**SHORT TASK**
Are you able to retype all the records below exactly?

**SUPPLIED RECORDS**
+---+

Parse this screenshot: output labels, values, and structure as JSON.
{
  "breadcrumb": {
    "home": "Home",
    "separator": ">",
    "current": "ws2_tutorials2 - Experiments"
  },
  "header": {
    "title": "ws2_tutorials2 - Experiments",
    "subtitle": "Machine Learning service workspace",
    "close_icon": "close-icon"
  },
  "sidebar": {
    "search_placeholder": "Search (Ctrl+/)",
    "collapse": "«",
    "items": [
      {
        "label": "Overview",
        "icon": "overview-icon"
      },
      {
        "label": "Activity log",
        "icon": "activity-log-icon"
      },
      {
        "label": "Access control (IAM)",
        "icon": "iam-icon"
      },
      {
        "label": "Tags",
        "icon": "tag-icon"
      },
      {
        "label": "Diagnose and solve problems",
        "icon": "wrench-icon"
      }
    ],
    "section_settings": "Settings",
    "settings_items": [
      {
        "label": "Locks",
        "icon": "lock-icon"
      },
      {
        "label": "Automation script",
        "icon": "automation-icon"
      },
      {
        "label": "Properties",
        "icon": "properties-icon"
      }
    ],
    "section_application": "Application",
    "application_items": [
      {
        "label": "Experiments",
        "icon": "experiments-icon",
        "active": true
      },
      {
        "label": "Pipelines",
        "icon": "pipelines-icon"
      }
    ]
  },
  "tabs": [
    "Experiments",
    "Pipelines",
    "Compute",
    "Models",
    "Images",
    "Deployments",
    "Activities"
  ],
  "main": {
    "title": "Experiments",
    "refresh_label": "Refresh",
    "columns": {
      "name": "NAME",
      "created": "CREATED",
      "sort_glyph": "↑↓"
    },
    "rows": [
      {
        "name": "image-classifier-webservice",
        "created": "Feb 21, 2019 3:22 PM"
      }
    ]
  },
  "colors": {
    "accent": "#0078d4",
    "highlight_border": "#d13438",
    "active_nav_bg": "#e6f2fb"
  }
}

+---+

**FULL SOLUTION**
Parse this screenshot: output labels, values, and structure as JSON.
{
  "breadcrumb": {
    "home": "Home",
    "separator": ">",
    "current": "ws2_tutorials2 - Experiments"
  },
  "header": {
    "title": "ws2_tutorials2 - Experiments",
    "subtitle": "Machine Learning service workspace",
    "close_icon": "close-icon"
  },
  "sidebar": {
    "search_placeholder": "Search (Ctrl+/)",
    "collapse": "«",
    "items": [
      {
        "label": "Overview",
        "icon": "overview-icon"
      },
      {
        "label": "Activity log",
        "icon": "activity-log-icon"
      },
      {
        "label": "Access control (IAM)",
        "icon": "iam-icon"
      },
      {
        "label": "Tags",
        "icon": "tag-icon"
      },
      {
        "label": "Diagnose and solve problems",
        "icon": "wrench-icon"
      }
    ],
    "section_settings": "Settings",
    "settings_items": [
      {
        "label": "Locks",
        "icon": "lock-icon"
      },
      {
        "label": "Automation script",
        "icon": "automation-icon"
      },
      {
        "label": "Properties",
        "icon": "properties-icon"
      }
    ],
    "section_application": "Application",
    "application_items": [
      {
        "label": "Experiments",
        "icon": "experiments-icon",
        "active": true
      },
      {
        "label": "Pipelines",
        "icon": "pipelines-icon"
      }
    ]
  },
  "tabs": [
    "Experiments",
    "Pipelines",
    "Compute",
    "Models",
    "Images",
    "Deployments",
    "Activities"
  ],
  "main": {
    "title": "Experiments",
    "refresh_label": "Refresh",
    "columns": {
      "name": "NAME",
      "created": "CREATED",
      "sort_glyph": "↑↓"
    },
    "rows": [
      {
        "name": "image-classifier-webservice",
        "created": "Feb 21, 2019 3:22 PM"
      }
    ]
  },
  "colors": {
    "accent": "#0078d4",
    "highlight_border": "#d13438",
    "active_nav_bg": "#e6f2fb"
  }
}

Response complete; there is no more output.